Given task:
Below are some records. Count the lines with "flecha" in them and give nothing but the total.

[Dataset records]
|---|

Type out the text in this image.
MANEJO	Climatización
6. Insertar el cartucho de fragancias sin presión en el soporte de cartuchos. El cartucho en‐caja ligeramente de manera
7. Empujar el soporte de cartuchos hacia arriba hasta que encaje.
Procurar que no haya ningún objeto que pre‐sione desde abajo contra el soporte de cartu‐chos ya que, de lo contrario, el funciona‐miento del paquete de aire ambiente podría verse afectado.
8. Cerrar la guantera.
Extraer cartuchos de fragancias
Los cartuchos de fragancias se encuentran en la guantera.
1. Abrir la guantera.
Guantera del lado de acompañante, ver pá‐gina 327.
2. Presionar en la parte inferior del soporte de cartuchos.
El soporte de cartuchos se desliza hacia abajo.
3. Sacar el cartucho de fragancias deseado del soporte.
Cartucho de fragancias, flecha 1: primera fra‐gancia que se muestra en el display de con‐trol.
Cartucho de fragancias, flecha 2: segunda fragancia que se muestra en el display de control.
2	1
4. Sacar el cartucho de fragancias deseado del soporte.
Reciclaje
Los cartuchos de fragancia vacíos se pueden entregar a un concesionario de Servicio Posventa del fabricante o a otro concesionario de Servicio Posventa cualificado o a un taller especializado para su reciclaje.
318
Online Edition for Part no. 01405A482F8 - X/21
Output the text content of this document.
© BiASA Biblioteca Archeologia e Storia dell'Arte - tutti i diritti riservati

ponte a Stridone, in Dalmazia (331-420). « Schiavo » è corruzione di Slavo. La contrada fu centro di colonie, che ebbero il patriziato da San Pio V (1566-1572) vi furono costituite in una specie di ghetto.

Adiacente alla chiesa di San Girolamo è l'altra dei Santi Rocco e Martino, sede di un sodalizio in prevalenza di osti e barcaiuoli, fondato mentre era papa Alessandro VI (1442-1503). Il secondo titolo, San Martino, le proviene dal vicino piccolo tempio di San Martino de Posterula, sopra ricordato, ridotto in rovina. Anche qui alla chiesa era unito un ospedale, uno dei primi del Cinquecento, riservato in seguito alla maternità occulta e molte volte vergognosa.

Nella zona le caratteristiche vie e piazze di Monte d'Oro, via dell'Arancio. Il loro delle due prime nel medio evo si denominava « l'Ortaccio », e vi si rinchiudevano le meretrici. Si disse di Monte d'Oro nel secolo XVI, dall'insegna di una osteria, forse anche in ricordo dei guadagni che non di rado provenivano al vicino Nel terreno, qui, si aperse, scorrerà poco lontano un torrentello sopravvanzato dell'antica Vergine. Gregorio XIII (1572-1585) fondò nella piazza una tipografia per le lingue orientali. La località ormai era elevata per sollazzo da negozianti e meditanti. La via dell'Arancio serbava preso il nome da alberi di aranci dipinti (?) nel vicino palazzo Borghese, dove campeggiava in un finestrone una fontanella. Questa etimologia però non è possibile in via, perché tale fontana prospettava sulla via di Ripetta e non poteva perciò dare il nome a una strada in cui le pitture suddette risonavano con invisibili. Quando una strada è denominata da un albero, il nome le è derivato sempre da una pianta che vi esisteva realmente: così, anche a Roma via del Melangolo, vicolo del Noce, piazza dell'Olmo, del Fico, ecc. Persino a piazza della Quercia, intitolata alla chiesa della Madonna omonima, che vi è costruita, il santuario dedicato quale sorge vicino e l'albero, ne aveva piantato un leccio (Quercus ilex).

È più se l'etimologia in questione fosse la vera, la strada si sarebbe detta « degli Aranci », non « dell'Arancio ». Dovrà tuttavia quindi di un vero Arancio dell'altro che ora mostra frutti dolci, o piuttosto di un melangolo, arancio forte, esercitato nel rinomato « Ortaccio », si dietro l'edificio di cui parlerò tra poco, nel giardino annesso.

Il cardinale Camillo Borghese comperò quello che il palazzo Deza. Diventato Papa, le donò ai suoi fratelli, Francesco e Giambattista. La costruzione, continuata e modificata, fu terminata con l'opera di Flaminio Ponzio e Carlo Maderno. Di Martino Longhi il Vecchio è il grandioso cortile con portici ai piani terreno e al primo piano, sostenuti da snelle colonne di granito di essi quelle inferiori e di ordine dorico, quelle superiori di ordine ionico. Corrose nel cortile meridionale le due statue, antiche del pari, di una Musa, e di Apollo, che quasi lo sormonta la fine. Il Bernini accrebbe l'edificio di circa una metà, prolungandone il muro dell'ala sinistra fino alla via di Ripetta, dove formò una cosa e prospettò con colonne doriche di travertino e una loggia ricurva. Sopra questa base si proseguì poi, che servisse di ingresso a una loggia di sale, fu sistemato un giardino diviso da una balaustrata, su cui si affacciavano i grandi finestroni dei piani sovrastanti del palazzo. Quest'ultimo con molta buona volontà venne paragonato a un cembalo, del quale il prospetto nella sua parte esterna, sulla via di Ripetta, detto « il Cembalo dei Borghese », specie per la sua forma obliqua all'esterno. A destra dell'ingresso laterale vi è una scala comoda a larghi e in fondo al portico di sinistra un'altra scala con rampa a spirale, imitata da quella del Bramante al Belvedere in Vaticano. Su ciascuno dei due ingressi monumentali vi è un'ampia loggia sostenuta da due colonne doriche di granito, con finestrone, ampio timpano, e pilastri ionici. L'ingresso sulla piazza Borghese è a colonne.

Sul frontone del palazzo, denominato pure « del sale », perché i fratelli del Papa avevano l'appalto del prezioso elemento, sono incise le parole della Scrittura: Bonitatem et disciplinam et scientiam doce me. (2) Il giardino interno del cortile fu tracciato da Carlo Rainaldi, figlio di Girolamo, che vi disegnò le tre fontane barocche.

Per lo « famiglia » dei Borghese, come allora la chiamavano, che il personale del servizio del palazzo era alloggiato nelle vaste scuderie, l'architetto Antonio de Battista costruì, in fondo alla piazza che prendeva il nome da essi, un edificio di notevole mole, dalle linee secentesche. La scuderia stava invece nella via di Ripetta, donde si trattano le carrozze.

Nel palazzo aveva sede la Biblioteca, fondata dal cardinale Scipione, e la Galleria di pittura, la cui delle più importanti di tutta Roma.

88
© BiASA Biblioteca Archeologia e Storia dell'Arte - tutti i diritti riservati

|---|

In response:
2